> **Exercise details**
Copy all lines of the listing that include the string "type".
=== Source data ===
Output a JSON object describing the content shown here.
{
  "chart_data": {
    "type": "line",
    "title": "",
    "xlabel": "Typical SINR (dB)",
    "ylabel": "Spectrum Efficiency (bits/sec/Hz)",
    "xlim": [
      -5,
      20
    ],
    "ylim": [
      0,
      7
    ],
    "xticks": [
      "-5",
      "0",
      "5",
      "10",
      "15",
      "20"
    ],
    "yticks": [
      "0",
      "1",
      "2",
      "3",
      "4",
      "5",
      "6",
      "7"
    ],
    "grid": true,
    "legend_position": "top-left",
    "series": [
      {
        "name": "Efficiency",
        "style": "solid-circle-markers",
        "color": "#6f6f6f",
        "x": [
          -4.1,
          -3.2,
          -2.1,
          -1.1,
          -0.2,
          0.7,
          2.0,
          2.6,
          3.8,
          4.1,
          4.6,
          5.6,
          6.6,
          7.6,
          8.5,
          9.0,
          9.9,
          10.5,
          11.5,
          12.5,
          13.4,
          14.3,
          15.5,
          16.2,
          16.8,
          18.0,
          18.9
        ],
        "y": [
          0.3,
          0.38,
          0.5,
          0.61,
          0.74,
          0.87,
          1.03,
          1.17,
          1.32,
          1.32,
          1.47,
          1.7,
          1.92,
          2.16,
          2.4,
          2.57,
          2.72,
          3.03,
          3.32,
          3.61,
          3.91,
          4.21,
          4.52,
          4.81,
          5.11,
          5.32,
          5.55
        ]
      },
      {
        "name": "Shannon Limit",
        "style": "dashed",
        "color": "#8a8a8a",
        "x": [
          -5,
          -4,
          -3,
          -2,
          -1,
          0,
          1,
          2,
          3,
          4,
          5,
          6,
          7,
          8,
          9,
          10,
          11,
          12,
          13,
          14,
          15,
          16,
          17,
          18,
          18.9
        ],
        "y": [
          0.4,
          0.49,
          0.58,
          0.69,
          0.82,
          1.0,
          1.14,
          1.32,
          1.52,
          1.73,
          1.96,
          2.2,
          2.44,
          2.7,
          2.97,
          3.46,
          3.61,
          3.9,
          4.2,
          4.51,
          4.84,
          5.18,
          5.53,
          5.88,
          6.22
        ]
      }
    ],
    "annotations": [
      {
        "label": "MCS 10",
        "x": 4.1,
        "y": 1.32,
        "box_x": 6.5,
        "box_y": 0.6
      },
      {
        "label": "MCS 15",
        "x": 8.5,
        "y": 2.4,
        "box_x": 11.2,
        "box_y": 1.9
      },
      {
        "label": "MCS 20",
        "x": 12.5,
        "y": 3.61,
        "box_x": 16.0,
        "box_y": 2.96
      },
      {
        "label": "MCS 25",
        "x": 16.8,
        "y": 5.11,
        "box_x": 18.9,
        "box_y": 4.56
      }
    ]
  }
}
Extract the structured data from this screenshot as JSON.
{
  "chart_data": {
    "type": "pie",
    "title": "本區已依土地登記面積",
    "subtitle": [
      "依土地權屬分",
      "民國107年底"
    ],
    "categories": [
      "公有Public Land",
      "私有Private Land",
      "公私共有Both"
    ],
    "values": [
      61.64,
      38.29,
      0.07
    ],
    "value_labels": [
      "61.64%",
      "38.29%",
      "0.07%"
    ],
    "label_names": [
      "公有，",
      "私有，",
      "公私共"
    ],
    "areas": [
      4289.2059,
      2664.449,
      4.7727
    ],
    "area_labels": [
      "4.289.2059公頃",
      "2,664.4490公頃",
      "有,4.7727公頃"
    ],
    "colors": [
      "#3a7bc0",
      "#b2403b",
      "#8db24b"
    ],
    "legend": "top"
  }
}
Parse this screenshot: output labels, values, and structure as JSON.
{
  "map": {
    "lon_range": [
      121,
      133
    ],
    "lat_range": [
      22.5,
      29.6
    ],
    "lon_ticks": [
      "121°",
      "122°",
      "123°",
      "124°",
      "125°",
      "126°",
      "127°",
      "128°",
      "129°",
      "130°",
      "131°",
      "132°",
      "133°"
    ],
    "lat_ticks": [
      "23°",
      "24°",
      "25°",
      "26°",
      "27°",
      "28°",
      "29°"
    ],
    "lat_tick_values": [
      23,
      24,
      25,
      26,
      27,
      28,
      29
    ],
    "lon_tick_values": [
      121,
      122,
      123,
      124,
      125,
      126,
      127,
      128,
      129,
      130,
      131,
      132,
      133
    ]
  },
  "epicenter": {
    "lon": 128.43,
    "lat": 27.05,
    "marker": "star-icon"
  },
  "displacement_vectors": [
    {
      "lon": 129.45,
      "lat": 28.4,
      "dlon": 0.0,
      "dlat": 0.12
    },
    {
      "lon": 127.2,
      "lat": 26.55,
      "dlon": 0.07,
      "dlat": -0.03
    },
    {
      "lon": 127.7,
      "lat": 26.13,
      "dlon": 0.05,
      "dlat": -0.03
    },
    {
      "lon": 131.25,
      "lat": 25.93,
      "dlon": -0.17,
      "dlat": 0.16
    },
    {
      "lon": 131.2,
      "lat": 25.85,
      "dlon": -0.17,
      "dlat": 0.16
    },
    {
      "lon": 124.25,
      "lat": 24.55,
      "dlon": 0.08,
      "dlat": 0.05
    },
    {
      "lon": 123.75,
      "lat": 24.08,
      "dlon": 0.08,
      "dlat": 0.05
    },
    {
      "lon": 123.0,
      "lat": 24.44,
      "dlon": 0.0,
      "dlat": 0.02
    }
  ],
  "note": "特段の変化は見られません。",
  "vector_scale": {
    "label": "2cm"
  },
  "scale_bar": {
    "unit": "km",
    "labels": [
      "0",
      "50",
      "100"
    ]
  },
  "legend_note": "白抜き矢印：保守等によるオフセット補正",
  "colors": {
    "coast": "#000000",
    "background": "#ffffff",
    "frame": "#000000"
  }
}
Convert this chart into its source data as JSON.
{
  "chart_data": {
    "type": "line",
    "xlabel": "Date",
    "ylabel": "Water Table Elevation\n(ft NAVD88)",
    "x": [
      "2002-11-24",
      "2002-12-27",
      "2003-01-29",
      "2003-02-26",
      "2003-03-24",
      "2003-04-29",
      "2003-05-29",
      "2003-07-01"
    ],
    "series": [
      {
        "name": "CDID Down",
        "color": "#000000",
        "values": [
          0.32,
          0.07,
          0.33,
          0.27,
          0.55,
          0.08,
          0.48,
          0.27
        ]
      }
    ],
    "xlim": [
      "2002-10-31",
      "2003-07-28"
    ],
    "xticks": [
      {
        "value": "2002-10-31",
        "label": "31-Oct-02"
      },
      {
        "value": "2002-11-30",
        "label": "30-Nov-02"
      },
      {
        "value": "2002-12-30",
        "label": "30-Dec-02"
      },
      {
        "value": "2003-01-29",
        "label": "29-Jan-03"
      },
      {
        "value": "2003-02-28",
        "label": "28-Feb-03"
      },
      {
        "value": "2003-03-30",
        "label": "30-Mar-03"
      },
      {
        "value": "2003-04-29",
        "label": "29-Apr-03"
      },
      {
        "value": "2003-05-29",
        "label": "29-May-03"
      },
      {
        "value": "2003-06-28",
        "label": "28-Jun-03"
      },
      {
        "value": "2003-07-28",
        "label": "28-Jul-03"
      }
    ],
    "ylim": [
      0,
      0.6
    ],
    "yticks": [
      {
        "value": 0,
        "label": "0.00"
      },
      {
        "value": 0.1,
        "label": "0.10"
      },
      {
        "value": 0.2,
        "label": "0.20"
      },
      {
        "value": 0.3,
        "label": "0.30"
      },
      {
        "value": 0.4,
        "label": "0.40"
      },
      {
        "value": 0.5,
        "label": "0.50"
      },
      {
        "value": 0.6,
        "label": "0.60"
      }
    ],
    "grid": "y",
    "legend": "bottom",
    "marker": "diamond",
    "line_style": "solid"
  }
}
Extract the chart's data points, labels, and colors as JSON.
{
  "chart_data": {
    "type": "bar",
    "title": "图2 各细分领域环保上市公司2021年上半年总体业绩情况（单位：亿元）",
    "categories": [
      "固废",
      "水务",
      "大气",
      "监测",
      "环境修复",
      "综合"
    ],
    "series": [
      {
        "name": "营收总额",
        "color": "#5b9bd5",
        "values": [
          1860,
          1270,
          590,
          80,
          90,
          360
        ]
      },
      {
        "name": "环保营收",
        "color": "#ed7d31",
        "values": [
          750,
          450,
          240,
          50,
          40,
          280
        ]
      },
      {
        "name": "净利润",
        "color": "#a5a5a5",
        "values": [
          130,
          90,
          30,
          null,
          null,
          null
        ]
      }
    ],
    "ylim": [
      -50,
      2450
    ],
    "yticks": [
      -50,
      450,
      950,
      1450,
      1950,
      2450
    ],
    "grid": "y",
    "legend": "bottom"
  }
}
===
> **Full answer**
    "type": "line",
    "type": "pie",
    "type": "line",
    "type": "bar",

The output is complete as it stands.